▶ BRIEF:
Where a line below holds the string "指名学生朗读", copy that line.

▶ SUPPLIED DATA:
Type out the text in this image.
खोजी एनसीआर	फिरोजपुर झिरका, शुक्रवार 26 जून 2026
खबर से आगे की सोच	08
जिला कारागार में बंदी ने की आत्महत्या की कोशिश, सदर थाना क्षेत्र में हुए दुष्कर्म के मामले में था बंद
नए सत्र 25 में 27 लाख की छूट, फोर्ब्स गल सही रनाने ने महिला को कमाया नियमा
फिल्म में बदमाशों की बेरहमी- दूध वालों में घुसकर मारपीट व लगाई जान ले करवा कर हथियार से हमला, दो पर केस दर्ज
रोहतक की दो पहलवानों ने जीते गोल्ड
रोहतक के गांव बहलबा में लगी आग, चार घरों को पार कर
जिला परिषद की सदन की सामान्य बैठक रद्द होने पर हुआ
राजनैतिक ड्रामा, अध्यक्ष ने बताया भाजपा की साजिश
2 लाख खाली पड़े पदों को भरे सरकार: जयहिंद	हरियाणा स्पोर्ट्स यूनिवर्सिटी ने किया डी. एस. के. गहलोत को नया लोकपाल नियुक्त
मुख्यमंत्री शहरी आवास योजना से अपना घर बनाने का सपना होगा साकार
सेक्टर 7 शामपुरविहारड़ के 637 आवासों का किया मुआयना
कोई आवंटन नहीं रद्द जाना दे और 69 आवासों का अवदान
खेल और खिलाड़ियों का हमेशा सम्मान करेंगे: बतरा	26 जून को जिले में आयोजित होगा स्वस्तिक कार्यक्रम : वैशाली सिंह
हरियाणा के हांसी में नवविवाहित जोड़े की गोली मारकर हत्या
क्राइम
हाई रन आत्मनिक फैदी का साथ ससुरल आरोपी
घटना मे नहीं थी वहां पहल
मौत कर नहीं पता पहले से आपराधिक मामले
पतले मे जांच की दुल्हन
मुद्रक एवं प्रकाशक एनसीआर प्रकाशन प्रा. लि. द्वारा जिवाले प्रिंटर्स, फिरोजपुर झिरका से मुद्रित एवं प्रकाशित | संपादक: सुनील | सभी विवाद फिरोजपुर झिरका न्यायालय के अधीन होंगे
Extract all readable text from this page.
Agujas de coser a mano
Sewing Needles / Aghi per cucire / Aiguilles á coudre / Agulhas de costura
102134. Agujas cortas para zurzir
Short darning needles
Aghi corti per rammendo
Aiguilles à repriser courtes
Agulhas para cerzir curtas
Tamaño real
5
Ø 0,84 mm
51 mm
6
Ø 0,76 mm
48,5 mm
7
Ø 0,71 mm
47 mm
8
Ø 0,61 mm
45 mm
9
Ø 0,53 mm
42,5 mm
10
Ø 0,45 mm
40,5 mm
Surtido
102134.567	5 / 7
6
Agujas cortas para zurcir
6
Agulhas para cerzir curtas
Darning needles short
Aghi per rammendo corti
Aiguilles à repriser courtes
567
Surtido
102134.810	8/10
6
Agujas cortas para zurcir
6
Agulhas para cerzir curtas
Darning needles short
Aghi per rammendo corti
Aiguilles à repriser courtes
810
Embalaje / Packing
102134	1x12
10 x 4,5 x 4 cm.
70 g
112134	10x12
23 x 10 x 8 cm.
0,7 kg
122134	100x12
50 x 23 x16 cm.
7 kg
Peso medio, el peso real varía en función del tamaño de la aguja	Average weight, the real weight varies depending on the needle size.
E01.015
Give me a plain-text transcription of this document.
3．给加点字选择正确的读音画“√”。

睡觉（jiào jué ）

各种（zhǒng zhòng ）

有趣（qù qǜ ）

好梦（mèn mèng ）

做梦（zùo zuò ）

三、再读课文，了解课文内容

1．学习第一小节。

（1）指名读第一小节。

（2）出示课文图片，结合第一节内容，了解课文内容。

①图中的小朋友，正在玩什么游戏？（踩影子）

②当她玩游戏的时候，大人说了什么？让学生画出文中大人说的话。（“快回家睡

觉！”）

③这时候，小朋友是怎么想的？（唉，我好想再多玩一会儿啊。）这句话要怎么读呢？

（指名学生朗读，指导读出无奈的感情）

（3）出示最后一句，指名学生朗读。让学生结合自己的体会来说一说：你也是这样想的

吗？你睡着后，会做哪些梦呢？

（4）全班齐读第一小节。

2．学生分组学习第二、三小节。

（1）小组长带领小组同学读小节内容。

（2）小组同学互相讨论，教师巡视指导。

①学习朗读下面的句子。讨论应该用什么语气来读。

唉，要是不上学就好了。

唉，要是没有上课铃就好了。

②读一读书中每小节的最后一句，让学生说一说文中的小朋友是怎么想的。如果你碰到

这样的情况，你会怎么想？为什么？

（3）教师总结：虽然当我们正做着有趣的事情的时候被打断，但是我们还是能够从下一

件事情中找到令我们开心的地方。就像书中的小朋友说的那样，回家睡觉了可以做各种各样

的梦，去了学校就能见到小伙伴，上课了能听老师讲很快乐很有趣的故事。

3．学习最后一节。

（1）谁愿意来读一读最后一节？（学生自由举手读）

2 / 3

▶ FINISHED TASK:
（指名学生朗读，指导读出无奈的感情）
（3）出示最后一句，指名学生朗读。让学生结合自己的体会来说一说：你也是这样想的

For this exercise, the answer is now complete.